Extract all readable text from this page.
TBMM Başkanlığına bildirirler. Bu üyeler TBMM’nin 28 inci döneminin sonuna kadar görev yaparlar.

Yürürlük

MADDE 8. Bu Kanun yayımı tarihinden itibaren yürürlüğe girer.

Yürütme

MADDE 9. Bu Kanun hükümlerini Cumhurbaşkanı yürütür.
━━━━━━━━━━━━━━━━
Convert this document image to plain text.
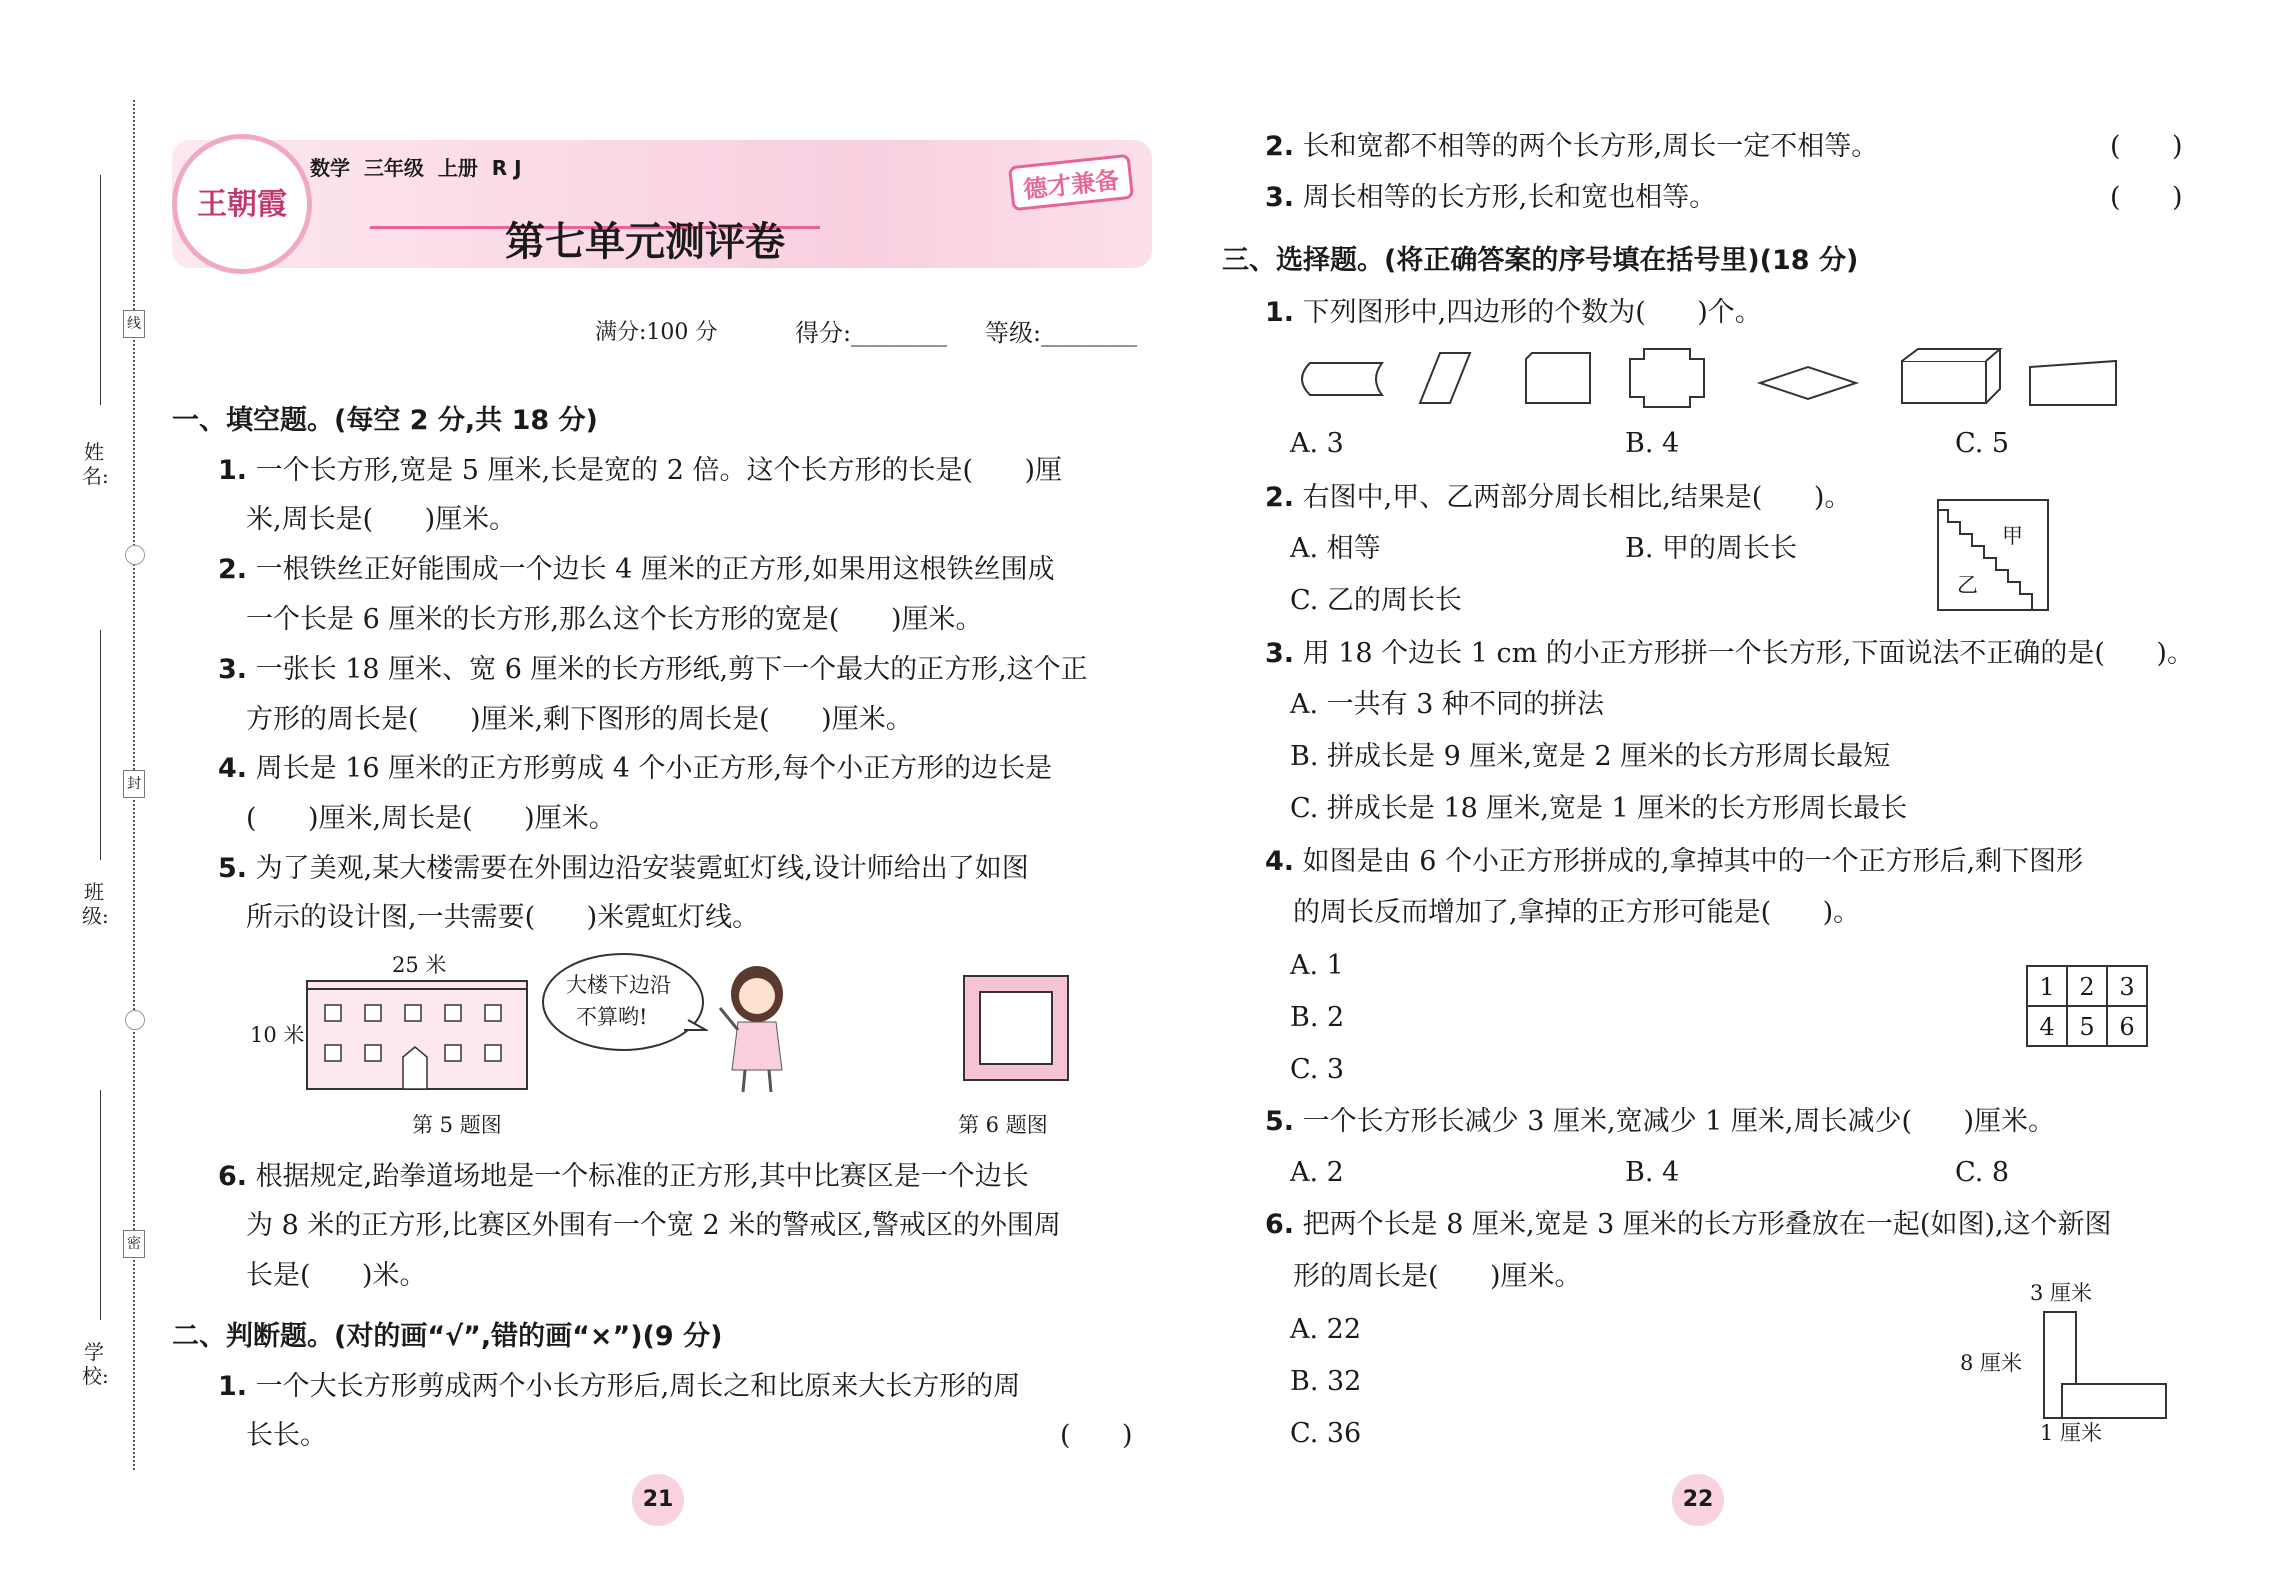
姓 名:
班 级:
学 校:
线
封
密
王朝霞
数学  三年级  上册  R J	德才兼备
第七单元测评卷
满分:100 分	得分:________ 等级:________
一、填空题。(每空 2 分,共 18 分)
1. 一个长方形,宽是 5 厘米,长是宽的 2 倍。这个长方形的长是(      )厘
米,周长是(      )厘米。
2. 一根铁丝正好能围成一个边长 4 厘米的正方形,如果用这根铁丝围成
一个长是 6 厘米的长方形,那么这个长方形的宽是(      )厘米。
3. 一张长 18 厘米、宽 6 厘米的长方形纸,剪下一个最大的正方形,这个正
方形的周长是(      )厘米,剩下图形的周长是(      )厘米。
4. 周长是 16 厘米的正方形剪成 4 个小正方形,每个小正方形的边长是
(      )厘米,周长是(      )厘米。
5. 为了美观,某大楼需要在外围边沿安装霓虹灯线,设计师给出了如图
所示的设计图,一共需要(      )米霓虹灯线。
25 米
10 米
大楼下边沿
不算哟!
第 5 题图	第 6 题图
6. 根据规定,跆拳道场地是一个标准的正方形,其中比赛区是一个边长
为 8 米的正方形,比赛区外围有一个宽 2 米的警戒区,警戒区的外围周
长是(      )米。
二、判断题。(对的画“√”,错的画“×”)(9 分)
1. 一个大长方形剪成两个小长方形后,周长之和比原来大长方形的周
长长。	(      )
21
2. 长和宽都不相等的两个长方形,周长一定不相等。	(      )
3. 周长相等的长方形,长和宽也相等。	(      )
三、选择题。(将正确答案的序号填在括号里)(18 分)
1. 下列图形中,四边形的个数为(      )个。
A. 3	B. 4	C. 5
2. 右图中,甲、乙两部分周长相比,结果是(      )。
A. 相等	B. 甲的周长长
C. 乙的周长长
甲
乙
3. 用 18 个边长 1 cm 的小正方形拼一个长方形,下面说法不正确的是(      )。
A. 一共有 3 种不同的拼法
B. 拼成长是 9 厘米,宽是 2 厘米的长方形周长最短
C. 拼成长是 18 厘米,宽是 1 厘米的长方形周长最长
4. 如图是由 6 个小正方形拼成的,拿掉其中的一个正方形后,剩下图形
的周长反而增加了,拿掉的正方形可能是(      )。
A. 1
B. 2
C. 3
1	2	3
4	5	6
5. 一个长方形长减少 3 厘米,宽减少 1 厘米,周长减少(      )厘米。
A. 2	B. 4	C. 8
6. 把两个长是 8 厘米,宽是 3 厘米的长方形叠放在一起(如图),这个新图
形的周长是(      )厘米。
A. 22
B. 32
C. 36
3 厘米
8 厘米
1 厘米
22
━━━━━━━━━━━━━━━━
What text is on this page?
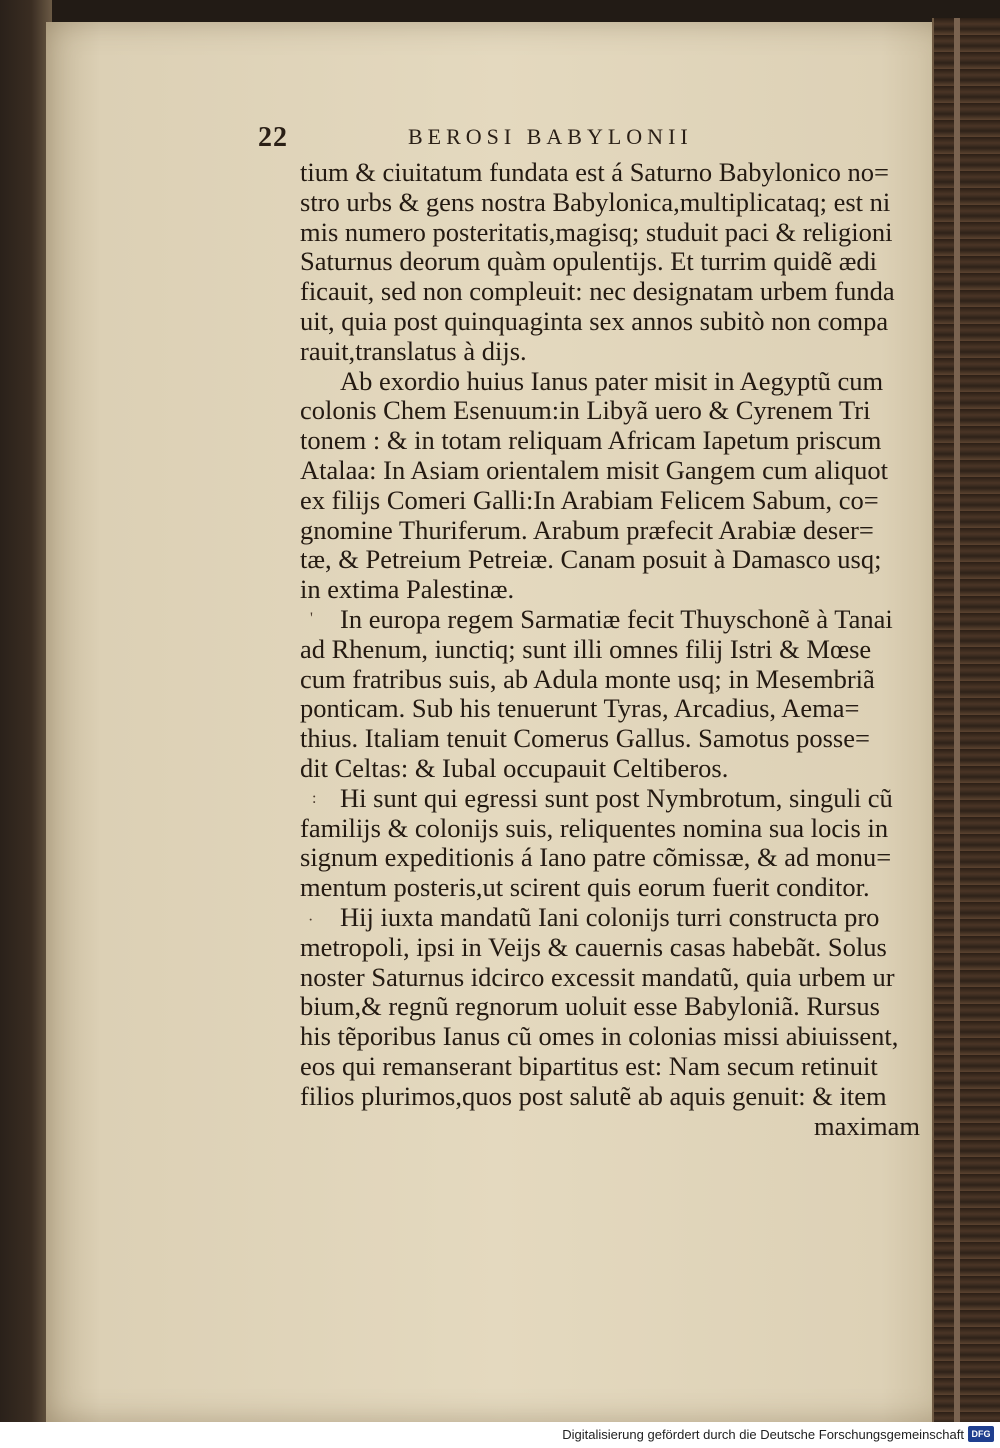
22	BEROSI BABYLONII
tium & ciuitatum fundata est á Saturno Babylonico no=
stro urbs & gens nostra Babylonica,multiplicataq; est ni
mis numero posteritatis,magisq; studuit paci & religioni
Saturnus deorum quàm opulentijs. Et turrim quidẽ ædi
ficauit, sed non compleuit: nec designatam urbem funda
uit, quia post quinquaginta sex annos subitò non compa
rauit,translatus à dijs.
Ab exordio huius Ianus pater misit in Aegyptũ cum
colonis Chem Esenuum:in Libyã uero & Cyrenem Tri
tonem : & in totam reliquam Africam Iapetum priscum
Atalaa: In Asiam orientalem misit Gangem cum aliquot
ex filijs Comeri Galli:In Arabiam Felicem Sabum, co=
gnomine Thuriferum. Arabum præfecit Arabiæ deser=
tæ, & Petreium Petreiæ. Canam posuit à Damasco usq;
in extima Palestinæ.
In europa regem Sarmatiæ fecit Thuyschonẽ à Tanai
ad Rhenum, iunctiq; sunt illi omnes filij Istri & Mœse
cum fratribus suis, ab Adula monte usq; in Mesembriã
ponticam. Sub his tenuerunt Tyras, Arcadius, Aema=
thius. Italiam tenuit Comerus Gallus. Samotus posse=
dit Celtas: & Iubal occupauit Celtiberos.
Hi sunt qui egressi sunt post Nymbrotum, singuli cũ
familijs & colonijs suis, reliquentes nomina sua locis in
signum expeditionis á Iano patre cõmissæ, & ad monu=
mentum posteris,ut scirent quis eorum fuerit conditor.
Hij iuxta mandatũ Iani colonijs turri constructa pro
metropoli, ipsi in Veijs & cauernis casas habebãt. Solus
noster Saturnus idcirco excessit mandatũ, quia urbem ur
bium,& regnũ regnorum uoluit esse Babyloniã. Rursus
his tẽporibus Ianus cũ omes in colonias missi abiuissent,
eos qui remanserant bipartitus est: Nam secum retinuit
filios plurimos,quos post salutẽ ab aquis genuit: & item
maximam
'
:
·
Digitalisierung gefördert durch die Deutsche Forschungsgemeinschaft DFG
━━━━━━━━━━━━━━━━
_What you will do_
Where a line in the entries holds "page", copy that line.

_Answer for the task_
Extract all readable text from this page.
What text is on this page?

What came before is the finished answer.